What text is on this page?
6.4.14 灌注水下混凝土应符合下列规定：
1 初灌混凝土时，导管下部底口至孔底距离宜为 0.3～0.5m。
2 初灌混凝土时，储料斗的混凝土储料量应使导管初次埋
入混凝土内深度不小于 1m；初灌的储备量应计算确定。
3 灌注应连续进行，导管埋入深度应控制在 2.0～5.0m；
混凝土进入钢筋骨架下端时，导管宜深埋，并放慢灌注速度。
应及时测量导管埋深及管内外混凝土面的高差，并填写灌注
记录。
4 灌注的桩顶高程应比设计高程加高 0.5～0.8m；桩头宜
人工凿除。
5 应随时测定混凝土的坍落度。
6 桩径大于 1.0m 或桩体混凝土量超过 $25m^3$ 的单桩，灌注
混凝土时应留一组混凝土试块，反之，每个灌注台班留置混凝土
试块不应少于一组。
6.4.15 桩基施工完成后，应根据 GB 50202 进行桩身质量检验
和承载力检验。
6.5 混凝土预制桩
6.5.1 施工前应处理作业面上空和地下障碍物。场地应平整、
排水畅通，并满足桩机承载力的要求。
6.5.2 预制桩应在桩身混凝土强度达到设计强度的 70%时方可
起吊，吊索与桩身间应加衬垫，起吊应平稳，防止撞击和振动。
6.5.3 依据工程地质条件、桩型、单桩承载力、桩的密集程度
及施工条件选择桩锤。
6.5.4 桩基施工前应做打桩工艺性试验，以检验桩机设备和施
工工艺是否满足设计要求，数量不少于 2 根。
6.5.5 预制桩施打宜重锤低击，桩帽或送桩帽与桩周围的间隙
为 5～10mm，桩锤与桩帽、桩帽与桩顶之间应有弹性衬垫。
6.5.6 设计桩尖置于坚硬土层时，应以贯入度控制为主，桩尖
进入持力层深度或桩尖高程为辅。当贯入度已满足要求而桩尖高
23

== Exercise task ==
Filter the data for the string "初灌混凝土时" and copy every line that has it.

== Response ==
1 初灌混凝土时，导管下部底口至孔底距离宜为 0.3～0.5m。
2 初灌混凝土时，储料斗的混凝土储料量应使导管初次埋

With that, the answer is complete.